Exactly as written, quote every line that follows, skipping the images.

--------------------------------------------------

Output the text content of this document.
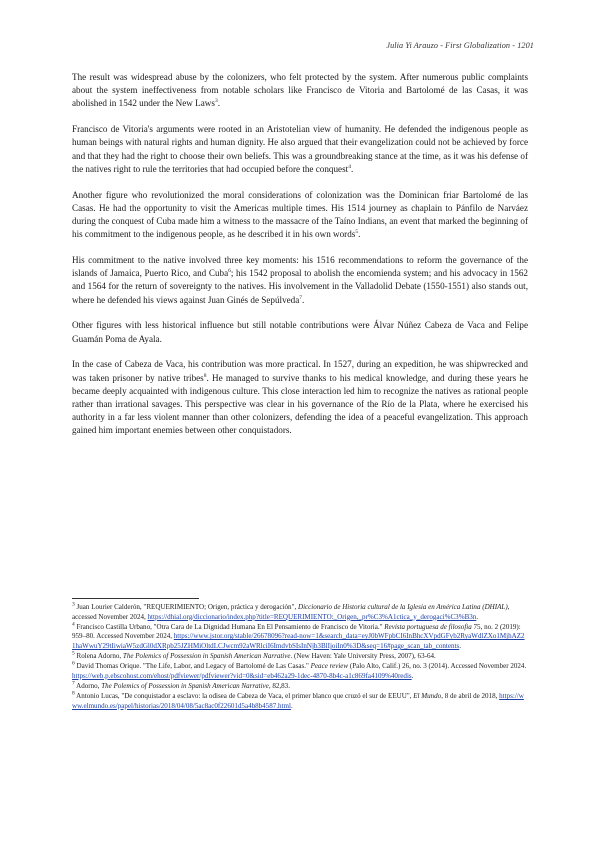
Julia Yi Arauzo - First Globalization - 1201

The result was widespread abuse by the colonizers, who felt protected by the system. After numerous public complaints about the system ineffectiveness from notable scholars like Francisco de Vitoria and Bartolomé de las Casas, it was abolished in 1542 under the New Laws$^3$.

Francisco de Vitoria's arguments were rooted in an Aristotelian view of humanity. He defended the indigenous people as human beings with natural rights and human dignity. He also argued that their evangelization could not be achieved by force and that they had the right to choose their own beliefs. This was a groundbreaking stance at the time, as it was his defense of the natives right to rule the territories that had occupied before the conquest$^4$.

Another figure who revolutionized the moral considerations of colonization was the Dominican friar Bartolomé de las Casas. He had the opportunity to visit the Americas multiple times. His 1514 journey as chaplain to Pánfilo de Narváez during the conquest of Cuba made him a witness to the massacre of the Taíno Indians, an event that marked the beginning of his commitment to the indigenous people, as he described it in his own words$^5$.

His commitment to the native involved three key moments: his 1516 recommendations to reform the governance of the islands of Jamaica, Puerto Rico, and Cuba$^6$; his 1542 proposal to abolish the encomienda system; and his advocacy in 1562 and 1564 for the return of sovereignty to the natives. His involvement in the Valladolid Debate (1550-1551) also stands out, where he defended his views against Juan Ginés de Sepúlveda$^7$.

Other figures with less historical influence but still notable contributions were Álvar Núñez Cabeza de Vaca and Felipe Guamán Poma de Ayala.

In the case of Cabeza de Vaca, his contribution was more practical. In 1527, during an expedition, he was shipwrecked and was taken prisoner by native tribes$^8$. He managed to survive thanks to his medical knowledge, and during these years he became deeply acquainted with indigenous culture. This close interaction led him to recognize the natives as rational people rather than irrational savages. This perspective was clear in his governance of the Río de la Plata, where he exercised his authority in a far less violent manner than other colonizers, defending the idea of a peaceful evangelization. This approach gained him important enemies between other conquistadors.

$^3$ Juan Lourier Calderón, "REQUERIMIENTO; Origen, práctica y derogación", Diccionario de Historia cultural de la Iglesia en América Latina (DHIAL), accessed November 2024, https://dhial.org/diccionario/index.php?title=REQUERIMIENTO:_Origen,_pr%C3%A1ctica_y_derogaci%C3%B3n.

$^4$ Francisco Castilla Urbano, "Otra Cara de La Dignidad Humana En El Pensamiento de Francisco de Vitoria." Revista portuguesa de filosofia 75, no. 2 (2019): 959–80. Accessed November 2024, https://www.jstor.org/stable/26678096?read-now=1&search_data=eyJ0bWFpbCI6InBhcXVpdGFyb2RyaWdlZXo1MjhAZ21haWwuY29tIiwiaW5zdGl0dXRpb25JZHMiOltdLCJwcm92aWRlciI6ImdvbSIsInNjb3BlIjoiIn0%3D&seq=16#page_scan_tab_contents.

$^5$ Rolena Adorno, The Polemics of Possession in Spanish American Narrative. (New Haven: Yale University Press, 2007), 63-64.

$^6$ David Thomas Orique. "The Life, Labor, and Legacy of Bartolomé de Las Casas." Peace review (Palo Alto, Calif.) 26, no. 3 (2014). Accessed November 2024. https://web.p.ebscohost.com/ehost/pdfviewer/pdfviewer?vid=0&sid=eb462a29-1dec-4870-8b4c-a1c869fa4109%40redis.

$^7$ Adorno, The Polemics of Possession in Spanish American Narrative, 82,83.

$^8$ Antonio Lucas, "De conquistador a esclavo: la odisea de Cabeza de Vaca, el primer blanco que cruzó el sur de EEUU", El Mundo, 8 de abril de 2018, https://www.elmundo.es/papel/historias/2018/04/08/5ac8ac0f22601d5a4b8b4587.html.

--------------------------------------------------

COMPLETED TASK:
Output the text content of this document.
Julia Yi Arauzo - First Globalization - 1201

The result was widespread abuse by the colonizers, who felt protected by the system. After numerous public complaints about the system ineffectiveness from notable scholars like Francisco de Vitoria and Bartolomé de las Casas, it was abolished in 1542 under the New Laws$^3$.

Francisco de Vitoria's arguments were rooted in an Aristotelian view of humanity. He defended the indigenous people as human beings with natural rights and human dignity. He also argued that their evangelization could not be achieved by force and that they had the right to choose their own beliefs. This was a groundbreaking stance at the time, as it was his defense of the natives right to rule the territories that had occupied before the conquest$^4$.

Another figure who revolutionized the moral considerations of colonization was the Dominican friar Bartolomé de las Casas. He had the opportunity to visit the Americas multiple times. His 1514 journey as chaplain to Pánfilo de Narváez during the conquest of Cuba made him a witness to the massacre of the Taíno Indians, an event that marked the beginning of his commitment to the indigenous people, as he described it in his own words$^5$.

His commitment to the native involved three key moments: his 1516 recommendations to reform the governance of the islands of Jamaica, Puerto Rico, and Cuba$^6$; his 1542 proposal to abolish the encomienda system; and his advocacy in 1562 and 1564 for the return of sovereignty to the natives. His involvement in the Valladolid Debate (1550-1551) also stands out, where he defended his views against Juan Ginés de Sepúlveda$^7$.

Other figures with less historical influence but still notable contributions were Álvar Núñez Cabeza de Vaca and Felipe Guamán Poma de Ayala.

In the case of Cabeza de Vaca, his contribution was more practical. In 1527, during an expedition, he was shipwrecked and was taken prisoner by native tribes$^8$. He managed to survive thanks to his medical knowledge, and during these years he became deeply acquainted with indigenous culture. This close interaction led him to recognize the natives as rational people rather than irrational savages. This perspective was clear in his governance of the Río de la Plata, where he exercised his authority in a far less violent manner than other colonizers, defending the idea of a peaceful evangelization. This approach gained him important enemies between other conquistadors.

$^3$ Juan Lourier Calderón, "REQUERIMIENTO; Origen, práctica y derogación", Diccionario de Historia cultural de la Iglesia en América Latina (DHIAL), accessed November 2024, https://dhial.org/diccionario/index.php?title=REQUERIMIENTO:_Origen,_pr%C3%A1ctica_y_derogaci%C3%B3n.

$^4$ Francisco Castilla Urbano, "Otra Cara de La Dignidad Humana En El Pensamiento de Francisco de Vitoria." Revista portuguesa de filosofia 75, no. 2 (2019): 959–80. Accessed November 2024, https://www.jstor.org/stable/26678096?read-now=1&search_data=eyJ0bWFpbCI6InBhcXVpdGFyb2RyaWdlZXo1MjhAZ21haWwuY29tIiwiaW5zdGl0dXRpb25JZHMiOltdLCJwcm92aWRlciI6ImdvbSIsInNjb3BlIjoiIn0%3D&seq=16#page_scan_tab_contents.

$^5$ Rolena Adorno, The Polemics of Possession in Spanish American Narrative. (New Haven: Yale University Press, 2007), 63-64.

$^6$ David Thomas Orique. "The Life, Labor, and Legacy of Bartolomé de Las Casas." Peace review (Palo Alto, Calif.) 26, no. 3 (2014). Accessed November 2024. https://web.p.ebscohost.com/ehost/pdfviewer/pdfviewer?vid=0&sid=eb462a29-1dec-4870-8b4c-a1c869fa4109%40redis.

$^7$ Adorno, The Polemics of Possession in Spanish American Narrative, 82,83.

$^8$ Antonio Lucas, "De conquistador a esclavo: la odisea de Cabeza de Vaca, el primer blanco que cruzó el sur de EEUU", El Mundo, 8 de abril de 2018, https://www.elmundo.es/papel/historias/2018/04/08/5ac8ac0f22601d5a4b8b4587.html.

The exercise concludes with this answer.